** START OF DATA LINES **
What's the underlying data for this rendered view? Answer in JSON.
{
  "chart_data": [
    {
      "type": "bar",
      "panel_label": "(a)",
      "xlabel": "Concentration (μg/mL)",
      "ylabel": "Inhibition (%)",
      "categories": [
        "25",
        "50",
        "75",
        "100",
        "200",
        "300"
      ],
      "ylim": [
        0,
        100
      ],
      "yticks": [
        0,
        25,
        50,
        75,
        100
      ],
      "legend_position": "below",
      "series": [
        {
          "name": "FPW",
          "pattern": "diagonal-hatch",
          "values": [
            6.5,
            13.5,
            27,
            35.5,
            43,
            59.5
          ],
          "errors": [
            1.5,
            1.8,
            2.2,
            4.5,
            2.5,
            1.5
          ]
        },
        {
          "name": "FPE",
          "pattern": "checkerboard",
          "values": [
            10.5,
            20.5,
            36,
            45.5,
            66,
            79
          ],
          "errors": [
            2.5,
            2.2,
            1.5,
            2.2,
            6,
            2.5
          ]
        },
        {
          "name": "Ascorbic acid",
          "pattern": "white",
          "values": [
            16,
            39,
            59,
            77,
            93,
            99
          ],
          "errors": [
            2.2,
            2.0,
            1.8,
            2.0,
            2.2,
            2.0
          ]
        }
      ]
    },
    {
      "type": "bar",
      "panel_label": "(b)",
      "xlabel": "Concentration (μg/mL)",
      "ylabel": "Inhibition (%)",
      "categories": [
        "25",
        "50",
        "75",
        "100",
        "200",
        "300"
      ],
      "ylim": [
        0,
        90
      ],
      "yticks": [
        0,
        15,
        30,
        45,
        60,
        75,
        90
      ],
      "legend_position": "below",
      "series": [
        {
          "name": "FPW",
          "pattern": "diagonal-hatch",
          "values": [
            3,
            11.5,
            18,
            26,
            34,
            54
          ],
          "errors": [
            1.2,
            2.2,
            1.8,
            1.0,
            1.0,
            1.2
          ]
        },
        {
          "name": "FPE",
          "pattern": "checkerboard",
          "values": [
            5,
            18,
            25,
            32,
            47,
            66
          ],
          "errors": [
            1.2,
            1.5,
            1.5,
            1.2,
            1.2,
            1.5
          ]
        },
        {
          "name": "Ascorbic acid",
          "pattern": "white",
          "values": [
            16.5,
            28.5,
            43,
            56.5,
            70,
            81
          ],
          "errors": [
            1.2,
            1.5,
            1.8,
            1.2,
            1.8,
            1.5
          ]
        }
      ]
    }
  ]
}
** END OF DATA LINES **
** START OF DATA LINES **
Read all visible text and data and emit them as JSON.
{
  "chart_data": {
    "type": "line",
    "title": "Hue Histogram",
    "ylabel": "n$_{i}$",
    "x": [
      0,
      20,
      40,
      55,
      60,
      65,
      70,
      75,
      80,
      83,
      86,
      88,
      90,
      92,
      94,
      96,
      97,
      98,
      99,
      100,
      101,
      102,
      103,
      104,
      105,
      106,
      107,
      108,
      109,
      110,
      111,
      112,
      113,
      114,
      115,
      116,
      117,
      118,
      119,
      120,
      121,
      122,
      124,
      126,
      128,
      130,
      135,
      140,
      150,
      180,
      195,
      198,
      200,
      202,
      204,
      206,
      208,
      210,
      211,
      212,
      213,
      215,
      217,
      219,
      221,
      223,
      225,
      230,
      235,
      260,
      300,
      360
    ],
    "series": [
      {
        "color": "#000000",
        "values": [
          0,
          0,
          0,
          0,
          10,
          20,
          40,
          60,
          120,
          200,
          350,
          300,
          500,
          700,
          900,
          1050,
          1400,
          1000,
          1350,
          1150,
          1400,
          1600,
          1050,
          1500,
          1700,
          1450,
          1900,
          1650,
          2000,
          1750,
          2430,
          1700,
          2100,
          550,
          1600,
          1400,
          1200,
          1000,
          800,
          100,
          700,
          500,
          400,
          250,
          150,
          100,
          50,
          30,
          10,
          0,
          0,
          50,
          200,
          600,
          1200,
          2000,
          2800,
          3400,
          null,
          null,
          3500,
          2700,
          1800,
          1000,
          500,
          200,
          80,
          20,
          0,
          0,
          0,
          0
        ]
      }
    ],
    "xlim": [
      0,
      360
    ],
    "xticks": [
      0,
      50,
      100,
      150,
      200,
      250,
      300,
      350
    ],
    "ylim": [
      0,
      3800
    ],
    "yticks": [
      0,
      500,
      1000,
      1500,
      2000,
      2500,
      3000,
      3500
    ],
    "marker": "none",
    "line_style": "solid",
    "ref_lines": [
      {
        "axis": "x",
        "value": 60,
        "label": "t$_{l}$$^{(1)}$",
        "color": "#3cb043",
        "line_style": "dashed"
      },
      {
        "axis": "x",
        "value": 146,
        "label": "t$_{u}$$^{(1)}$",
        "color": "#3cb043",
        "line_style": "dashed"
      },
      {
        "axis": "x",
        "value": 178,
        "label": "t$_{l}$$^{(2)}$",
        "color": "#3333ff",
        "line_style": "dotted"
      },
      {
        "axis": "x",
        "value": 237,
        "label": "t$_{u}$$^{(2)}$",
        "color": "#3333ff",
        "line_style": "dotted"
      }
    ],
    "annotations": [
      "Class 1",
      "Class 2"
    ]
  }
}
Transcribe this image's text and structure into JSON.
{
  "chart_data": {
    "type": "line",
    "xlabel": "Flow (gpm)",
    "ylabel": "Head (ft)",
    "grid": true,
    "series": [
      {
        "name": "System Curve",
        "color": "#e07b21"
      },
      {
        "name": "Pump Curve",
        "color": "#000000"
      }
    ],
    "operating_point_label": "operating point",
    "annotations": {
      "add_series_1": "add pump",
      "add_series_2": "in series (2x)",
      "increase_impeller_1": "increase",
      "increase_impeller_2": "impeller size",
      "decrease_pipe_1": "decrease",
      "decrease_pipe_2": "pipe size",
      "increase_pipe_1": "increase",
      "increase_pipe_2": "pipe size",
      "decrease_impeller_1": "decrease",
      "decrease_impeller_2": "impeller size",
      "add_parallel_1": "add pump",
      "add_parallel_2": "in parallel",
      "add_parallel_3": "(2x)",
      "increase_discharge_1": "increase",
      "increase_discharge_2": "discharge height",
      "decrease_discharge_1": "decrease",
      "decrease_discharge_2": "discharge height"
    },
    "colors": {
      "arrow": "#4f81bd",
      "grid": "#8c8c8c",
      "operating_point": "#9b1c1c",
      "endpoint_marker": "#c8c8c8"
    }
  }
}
** END OF DATA LINES **
## EXERCISE DETAILS
Pick out the lines above that hold the string "this" and show them.

## SOLUTION
What's the underlying data for this rendered view? Answer in JSON.
Transcribe this image's text and structure into JSON.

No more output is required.